[Saved entries]
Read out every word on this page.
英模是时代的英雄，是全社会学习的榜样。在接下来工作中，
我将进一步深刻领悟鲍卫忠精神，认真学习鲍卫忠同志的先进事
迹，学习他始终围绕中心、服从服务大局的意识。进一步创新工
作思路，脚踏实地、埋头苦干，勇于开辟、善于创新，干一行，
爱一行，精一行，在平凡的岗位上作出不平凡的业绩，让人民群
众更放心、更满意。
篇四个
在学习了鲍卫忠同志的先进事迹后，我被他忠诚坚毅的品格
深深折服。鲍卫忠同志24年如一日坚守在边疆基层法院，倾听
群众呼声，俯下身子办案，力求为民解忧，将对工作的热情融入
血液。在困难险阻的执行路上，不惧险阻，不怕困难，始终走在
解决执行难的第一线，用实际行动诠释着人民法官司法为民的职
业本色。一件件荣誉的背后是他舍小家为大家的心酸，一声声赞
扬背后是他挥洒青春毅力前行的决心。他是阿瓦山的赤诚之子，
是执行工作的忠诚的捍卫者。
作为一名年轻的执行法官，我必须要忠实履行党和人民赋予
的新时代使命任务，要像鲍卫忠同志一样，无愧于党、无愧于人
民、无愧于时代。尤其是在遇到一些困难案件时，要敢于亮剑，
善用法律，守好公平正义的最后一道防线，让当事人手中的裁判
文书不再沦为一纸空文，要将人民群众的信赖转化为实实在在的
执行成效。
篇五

__EXERCISE REQUIREMENTS__.
Write down every line of the data exactly as it appears above.

__TASK OUTPUT__.
Read out every word on this page.
英模是时代的英雄，是全社会学习的榜样。在接下来工作中，
我将进一步深刻领悟鲍卫忠精神，认真学习鲍卫忠同志的先进事
迹，学习他始终围绕中心、服从服务大局的意识。进一步创新工
作思路，脚踏实地、埋头苦干，勇于开辟、善于创新，干一行，
爱一行，精一行，在平凡的岗位上作出不平凡的业绩，让人民群
众更放心、更满意。
篇四个
在学习了鲍卫忠同志的先进事迹后，我被他忠诚坚毅的品格
深深折服。鲍卫忠同志24年如一日坚守在边疆基层法院，倾听
群众呼声，俯下身子办案，力求为民解忧，将对工作的热情融入
血液。在困难险阻的执行路上，不惧险阻，不怕困难，始终走在
解决执行难的第一线，用实际行动诠释着人民法官司法为民的职
业本色。一件件荣誉的背后是他舍小家为大家的心酸，一声声赞
扬背后是他挥洒青春毅力前行的决心。他是阿瓦山的赤诚之子，
是执行工作的忠诚的捍卫者。
作为一名年轻的执行法官，我必须要忠实履行党和人民赋予
的新时代使命任务，要像鲍卫忠同志一样，无愧于党、无愧于人
民、无愧于时代。尤其是在遇到一些困难案件时，要敢于亮剑，
善用法律，守好公平正义的最后一道防线，让当事人手中的裁判
文书不再沦为一纸空文，要将人民群众的信赖转化为实实在在的
执行成效。
篇五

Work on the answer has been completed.